- _WHAT YOU HAVE TO DO_
Scan the records below for lines with the word "this", then state how many you find and nothing else.

+---+

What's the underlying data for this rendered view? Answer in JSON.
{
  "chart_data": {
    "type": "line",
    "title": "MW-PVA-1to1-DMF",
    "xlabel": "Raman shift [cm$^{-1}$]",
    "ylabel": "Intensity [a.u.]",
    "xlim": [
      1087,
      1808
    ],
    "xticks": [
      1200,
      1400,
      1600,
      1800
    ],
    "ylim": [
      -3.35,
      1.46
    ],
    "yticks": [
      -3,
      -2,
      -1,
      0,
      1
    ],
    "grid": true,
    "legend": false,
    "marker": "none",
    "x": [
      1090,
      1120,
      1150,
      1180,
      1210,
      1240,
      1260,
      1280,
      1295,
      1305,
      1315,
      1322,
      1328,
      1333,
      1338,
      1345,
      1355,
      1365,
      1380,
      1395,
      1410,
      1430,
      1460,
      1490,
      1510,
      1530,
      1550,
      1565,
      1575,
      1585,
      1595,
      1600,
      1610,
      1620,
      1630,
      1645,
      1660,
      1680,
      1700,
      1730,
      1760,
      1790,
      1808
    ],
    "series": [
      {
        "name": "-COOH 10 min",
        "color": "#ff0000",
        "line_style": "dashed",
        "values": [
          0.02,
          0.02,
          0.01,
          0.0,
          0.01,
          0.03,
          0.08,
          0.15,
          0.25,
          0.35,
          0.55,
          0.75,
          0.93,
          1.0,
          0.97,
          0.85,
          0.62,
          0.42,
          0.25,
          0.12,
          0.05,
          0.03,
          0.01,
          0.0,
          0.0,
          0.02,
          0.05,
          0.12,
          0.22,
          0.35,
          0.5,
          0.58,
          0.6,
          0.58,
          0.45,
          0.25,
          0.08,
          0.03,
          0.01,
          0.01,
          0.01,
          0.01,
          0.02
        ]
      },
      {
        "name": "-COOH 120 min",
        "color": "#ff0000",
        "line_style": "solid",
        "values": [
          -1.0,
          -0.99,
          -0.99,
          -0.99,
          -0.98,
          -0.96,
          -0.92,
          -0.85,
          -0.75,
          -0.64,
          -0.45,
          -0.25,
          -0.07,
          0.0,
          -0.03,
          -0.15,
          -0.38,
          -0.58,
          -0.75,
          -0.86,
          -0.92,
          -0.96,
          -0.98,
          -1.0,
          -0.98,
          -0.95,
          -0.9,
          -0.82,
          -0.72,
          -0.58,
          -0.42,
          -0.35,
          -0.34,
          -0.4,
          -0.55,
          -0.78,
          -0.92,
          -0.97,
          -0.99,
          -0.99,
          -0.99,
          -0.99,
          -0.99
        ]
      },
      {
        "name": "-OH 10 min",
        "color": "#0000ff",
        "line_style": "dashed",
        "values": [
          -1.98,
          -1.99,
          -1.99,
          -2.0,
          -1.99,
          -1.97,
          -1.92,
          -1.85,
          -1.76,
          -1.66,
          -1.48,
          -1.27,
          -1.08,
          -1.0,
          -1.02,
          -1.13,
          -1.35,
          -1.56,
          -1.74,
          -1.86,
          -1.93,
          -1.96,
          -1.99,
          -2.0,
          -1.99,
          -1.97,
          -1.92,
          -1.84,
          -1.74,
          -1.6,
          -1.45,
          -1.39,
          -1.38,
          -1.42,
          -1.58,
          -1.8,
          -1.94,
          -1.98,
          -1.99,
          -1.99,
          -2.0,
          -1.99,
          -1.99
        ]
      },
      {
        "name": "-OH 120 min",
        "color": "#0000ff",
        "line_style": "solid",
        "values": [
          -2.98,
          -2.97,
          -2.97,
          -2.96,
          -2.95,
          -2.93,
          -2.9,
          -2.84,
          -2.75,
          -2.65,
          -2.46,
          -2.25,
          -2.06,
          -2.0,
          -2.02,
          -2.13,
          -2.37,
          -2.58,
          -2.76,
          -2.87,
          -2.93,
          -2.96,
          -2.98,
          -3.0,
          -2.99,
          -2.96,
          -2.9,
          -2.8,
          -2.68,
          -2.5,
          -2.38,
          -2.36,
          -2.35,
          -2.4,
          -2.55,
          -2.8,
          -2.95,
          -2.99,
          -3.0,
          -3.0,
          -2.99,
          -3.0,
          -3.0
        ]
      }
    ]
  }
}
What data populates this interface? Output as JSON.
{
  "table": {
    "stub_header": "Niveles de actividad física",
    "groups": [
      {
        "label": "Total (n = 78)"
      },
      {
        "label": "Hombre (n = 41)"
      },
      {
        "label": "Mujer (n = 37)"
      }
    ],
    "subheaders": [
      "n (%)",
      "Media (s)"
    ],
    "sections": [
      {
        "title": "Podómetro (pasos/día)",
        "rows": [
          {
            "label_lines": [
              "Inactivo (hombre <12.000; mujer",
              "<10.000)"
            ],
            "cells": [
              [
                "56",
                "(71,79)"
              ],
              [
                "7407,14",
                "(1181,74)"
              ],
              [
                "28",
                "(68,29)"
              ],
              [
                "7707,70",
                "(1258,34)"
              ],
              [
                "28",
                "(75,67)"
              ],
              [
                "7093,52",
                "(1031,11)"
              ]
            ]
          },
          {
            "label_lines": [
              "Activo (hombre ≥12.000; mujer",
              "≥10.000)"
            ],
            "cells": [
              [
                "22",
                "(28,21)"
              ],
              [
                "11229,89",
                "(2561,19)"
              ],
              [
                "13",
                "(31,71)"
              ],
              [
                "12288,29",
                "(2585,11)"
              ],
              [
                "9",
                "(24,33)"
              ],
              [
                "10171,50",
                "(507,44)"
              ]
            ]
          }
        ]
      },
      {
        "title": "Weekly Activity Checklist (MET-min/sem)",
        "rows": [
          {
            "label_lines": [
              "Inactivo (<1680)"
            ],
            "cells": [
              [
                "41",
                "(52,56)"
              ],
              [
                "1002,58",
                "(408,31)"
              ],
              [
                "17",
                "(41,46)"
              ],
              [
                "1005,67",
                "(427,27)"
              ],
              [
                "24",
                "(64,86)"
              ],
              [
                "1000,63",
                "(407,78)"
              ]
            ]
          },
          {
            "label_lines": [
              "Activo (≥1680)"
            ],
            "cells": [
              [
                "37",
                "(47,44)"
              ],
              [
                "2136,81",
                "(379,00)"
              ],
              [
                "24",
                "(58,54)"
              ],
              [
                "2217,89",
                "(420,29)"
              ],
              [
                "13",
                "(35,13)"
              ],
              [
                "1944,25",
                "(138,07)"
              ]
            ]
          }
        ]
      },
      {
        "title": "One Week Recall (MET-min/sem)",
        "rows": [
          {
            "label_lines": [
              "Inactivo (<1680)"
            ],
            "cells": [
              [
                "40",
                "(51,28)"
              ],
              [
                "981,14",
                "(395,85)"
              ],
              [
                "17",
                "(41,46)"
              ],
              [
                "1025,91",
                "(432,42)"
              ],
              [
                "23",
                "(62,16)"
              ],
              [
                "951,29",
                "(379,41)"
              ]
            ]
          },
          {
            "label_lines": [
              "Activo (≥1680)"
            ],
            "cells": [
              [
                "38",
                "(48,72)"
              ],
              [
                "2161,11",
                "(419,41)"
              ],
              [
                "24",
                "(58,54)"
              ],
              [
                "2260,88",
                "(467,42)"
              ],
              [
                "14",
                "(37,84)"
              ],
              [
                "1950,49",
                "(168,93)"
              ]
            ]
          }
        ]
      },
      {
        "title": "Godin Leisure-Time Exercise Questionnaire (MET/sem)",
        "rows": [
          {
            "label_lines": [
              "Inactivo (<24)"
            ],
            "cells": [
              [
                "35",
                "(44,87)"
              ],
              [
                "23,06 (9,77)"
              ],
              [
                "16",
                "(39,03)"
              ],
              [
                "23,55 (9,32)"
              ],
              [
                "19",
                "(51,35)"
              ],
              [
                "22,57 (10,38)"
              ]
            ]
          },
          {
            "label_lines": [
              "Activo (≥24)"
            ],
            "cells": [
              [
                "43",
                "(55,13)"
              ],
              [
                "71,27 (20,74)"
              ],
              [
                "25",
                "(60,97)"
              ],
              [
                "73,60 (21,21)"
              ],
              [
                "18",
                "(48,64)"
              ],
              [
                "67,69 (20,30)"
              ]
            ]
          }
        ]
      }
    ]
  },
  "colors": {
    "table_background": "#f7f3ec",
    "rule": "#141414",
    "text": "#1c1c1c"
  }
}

+---+

- _TASK RESULT_
2